• [GOAL]
Using the material below, copy every line where "Government" appears.

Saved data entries

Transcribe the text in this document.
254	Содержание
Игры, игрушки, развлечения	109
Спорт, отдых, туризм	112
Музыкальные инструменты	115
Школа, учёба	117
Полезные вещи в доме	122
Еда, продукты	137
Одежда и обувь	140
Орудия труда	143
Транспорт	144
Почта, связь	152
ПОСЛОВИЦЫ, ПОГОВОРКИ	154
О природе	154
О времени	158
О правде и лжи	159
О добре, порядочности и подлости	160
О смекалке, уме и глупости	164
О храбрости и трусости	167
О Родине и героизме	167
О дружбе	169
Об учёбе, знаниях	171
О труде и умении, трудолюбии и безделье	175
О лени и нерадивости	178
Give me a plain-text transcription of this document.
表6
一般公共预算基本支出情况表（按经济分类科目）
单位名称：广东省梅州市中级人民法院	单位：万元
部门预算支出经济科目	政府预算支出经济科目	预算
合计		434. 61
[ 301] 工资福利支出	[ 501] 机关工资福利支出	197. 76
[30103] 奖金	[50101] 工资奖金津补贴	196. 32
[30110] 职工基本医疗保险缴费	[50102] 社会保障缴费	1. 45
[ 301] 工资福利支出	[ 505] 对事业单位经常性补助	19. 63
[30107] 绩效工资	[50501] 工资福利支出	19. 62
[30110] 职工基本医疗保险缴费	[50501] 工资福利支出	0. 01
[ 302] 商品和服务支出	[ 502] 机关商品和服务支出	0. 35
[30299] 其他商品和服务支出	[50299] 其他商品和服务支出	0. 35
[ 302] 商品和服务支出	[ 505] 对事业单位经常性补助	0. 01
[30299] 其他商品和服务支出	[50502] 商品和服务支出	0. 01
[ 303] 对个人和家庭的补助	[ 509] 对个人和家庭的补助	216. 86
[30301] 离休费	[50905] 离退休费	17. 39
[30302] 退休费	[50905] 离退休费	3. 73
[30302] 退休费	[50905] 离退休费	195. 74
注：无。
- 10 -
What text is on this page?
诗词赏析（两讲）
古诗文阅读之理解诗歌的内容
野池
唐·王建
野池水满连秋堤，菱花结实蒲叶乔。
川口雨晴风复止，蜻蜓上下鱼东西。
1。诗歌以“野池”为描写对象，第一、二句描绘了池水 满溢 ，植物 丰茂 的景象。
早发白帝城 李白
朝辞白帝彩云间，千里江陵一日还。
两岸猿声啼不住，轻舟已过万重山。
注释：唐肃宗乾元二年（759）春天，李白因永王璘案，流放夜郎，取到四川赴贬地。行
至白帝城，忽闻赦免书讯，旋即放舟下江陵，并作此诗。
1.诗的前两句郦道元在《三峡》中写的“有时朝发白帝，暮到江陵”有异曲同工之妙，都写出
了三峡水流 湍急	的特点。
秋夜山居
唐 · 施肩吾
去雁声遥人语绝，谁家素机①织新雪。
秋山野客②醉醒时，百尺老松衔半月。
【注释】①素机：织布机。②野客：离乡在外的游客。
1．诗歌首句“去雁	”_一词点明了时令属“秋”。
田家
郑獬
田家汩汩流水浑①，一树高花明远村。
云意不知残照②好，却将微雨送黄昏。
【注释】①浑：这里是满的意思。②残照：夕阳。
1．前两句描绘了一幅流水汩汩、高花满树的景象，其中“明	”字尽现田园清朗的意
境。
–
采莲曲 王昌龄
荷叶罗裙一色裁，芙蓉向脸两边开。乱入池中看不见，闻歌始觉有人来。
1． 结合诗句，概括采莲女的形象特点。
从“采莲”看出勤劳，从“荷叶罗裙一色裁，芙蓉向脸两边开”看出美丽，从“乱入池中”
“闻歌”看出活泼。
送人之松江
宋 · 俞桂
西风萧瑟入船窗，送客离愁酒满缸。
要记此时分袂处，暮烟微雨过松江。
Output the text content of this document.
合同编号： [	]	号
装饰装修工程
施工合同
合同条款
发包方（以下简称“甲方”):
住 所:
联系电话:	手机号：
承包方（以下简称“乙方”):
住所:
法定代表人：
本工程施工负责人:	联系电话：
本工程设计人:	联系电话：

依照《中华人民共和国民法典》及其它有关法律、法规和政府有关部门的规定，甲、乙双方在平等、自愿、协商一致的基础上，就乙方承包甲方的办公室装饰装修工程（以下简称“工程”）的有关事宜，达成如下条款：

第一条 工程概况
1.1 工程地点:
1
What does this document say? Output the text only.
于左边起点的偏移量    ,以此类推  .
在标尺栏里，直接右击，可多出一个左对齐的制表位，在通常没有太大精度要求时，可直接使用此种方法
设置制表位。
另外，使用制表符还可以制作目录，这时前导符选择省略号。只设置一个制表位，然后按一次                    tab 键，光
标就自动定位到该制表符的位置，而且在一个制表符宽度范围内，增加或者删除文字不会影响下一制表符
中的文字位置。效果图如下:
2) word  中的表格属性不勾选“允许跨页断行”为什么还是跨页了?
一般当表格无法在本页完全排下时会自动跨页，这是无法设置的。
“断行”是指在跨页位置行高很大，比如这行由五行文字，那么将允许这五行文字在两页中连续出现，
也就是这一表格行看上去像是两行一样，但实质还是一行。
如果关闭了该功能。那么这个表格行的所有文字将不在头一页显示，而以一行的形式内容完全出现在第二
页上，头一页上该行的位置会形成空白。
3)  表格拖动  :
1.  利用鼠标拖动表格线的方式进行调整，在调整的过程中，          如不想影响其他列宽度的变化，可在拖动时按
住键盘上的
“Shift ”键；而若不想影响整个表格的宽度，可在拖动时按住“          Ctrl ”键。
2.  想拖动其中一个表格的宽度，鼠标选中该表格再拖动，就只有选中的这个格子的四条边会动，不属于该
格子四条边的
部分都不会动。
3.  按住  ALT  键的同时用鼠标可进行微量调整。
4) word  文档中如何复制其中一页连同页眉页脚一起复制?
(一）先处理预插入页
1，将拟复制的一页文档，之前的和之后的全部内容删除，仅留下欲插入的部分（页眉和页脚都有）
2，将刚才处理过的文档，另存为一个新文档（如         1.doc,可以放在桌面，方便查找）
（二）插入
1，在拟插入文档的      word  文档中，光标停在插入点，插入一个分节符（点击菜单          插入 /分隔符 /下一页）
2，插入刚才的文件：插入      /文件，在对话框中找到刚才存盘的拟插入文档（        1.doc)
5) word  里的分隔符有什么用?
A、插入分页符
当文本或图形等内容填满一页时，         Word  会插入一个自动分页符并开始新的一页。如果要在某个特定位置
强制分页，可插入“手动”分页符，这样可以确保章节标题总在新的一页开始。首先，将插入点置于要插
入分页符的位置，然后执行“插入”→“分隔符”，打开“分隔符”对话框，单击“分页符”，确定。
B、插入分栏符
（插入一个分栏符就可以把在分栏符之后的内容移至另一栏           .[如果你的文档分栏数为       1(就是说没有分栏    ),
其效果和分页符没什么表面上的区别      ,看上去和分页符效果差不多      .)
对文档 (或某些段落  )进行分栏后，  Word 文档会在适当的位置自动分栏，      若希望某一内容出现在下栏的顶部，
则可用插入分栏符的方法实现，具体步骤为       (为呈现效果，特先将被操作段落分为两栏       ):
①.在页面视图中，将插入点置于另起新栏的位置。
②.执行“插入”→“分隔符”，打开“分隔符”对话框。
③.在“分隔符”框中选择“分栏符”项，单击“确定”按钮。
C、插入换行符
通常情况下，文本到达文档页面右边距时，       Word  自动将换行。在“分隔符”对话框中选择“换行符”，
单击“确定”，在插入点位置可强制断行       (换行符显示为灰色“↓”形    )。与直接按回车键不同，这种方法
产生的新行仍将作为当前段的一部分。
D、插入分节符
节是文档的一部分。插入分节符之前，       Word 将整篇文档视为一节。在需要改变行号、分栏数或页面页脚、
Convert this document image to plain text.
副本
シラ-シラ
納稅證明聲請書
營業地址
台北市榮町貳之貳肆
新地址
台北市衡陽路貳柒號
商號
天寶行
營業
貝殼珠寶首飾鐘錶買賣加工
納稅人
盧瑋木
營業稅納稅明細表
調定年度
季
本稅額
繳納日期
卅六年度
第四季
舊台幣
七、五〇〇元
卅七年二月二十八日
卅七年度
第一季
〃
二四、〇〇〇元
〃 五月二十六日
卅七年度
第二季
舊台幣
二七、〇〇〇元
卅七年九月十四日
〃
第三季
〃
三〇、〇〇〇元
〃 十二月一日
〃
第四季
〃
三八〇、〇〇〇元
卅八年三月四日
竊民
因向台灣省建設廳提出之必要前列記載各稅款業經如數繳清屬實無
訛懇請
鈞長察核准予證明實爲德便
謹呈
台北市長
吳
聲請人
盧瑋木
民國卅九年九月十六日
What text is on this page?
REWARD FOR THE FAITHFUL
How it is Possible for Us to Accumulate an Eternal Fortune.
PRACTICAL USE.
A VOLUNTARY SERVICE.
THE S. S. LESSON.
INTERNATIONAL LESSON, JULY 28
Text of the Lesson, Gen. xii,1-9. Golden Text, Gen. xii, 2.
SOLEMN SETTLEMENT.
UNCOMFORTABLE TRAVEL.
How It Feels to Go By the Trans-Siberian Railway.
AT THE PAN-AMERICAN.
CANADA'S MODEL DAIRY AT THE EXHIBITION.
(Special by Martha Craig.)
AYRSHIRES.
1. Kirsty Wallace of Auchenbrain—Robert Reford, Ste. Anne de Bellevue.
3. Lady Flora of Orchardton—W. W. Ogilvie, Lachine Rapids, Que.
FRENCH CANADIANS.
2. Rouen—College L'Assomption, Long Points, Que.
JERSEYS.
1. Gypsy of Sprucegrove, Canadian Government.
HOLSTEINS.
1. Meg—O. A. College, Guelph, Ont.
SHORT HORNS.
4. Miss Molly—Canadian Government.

• [THE SOLUTION]
1. Gypsy of Sprucegrove, Canadian Government.
4. Miss Molly—Canadian Government.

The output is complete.